Rows from a dataset
#####
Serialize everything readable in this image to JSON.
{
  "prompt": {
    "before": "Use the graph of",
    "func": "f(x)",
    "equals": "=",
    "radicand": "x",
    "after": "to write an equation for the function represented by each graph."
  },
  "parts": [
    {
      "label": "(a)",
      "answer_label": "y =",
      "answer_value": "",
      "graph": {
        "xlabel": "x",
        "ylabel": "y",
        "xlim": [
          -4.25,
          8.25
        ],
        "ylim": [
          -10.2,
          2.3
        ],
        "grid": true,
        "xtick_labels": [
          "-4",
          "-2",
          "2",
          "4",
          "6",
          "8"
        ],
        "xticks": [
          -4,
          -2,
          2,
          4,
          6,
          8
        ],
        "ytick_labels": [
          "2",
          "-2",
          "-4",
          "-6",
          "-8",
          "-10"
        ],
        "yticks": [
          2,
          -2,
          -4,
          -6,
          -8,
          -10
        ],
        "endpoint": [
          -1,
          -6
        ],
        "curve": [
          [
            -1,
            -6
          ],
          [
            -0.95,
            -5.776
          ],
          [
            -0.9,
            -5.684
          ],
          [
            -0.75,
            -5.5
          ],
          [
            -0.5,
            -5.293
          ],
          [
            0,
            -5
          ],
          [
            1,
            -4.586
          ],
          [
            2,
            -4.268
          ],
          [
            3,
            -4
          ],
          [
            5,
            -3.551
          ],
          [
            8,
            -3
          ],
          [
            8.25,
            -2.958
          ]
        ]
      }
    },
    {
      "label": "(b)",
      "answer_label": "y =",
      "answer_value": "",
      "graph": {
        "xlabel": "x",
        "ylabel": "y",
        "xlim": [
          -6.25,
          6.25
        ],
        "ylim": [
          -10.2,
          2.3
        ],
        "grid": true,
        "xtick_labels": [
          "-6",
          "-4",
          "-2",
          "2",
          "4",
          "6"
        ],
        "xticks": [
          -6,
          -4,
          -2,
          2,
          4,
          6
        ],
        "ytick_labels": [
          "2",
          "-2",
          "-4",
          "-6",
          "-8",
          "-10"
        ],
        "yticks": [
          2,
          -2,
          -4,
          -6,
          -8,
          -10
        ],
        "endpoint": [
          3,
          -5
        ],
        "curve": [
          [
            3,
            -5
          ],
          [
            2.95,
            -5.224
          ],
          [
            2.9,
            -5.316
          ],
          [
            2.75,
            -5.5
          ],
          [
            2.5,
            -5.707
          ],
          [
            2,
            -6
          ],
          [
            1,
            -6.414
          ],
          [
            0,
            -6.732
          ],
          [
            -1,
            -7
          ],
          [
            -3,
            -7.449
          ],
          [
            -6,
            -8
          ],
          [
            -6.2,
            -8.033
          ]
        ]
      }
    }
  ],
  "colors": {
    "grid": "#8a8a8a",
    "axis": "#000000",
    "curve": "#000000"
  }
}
#####
| SHORT EXERCISE |
Exactly reproduce all of the entries.

| SOLUTION TO THE PROBLEM |
Serialize everything readable in this image to JSON.
{
  "prompt": {
    "before": "Use the graph of",
    "func": "f(x)",
    "equals": "=",
    "radicand": "x",
    "after": "to write an equation for the function represented by each graph."
  },
  "parts": [
    {
      "label": "(a)",
      "answer_label": "y =",
      "answer_value": "",
      "graph": {
        "xlabel": "x",
        "ylabel": "y",
        "xlim": [
          -4.25,
          8.25
        ],
        "ylim": [
          -10.2,
          2.3
        ],
        "grid": true,
        "xtick_labels": [
          "-4",
          "-2",
          "2",
          "4",
          "6",
          "8"
        ],
        "xticks": [
          -4,
          -2,
          2,
          4,
          6,
          8
        ],
        "ytick_labels": [
          "2",
          "-2",
          "-4",
          "-6",
          "-8",
          "-10"
        ],
        "yticks": [
          2,
          -2,
          -4,
          -6,
          -8,
          -10
        ],
        "endpoint": [
          -1,
          -6
        ],
        "curve": [
          [
            -1,
            -6
          ],
          [
            -0.95,
            -5.776
          ],
          [
            -0.9,
            -5.684
          ],
          [
            -0.75,
            -5.5
          ],
          [
            -0.5,
            -5.293
          ],
          [
            0,
            -5
          ],
          [
            1,
            -4.586
          ],
          [
            2,
            -4.268
          ],
          [
            3,
            -4
          ],
          [
            5,
            -3.551
          ],
          [
            8,
            -3
          ],
          [
            8.25,
            -2.958
          ]
        ]
      }
    },
    {
      "label": "(b)",
      "answer_label": "y =",
      "answer_value": "",
      "graph": {
        "xlabel": "x",
        "ylabel": "y",
        "xlim": [
          -6.25,
          6.25
        ],
        "ylim": [
          -10.2,
          2.3
        ],
        "grid": true,
        "xtick_labels": [
          "-6",
          "-4",
          "-2",
          "2",
          "4",
          "6"
        ],
        "xticks": [
          -6,
          -4,
          -2,
          2,
          4,
          6
        ],
        "ytick_labels": [
          "2",
          "-2",
          "-4",
          "-6",
          "-8",
          "-10"
        ],
        "yticks": [
          2,
          -2,
          -4,
          -6,
          -8,
          -10
        ],
        "endpoint": [
          3,
          -5
        ],
        "curve": [
          [
            3,
            -5
          ],
          [
            2.95,
            -5.224
          ],
          [
            2.9,
            -5.316
          ],
          [
            2.75,
            -5.5
          ],
          [
            2.5,
            -5.707
          ],
          [
            2,
            -6
          ],
          [
            1,
            -6.414
          ],
          [
            0,
            -6.732
          ],
          [
            -1,
            -7
          ],
          [
            -3,
            -7.449
          ],
          [
            -6,
            -8
          ],
          [
            -6.2,
            -8.033
          ]
        ]
      }
    }
  ],
  "colors": {
    "grid": "#8a8a8a",
    "axis": "#000000",
    "curve": "#000000"
  }
}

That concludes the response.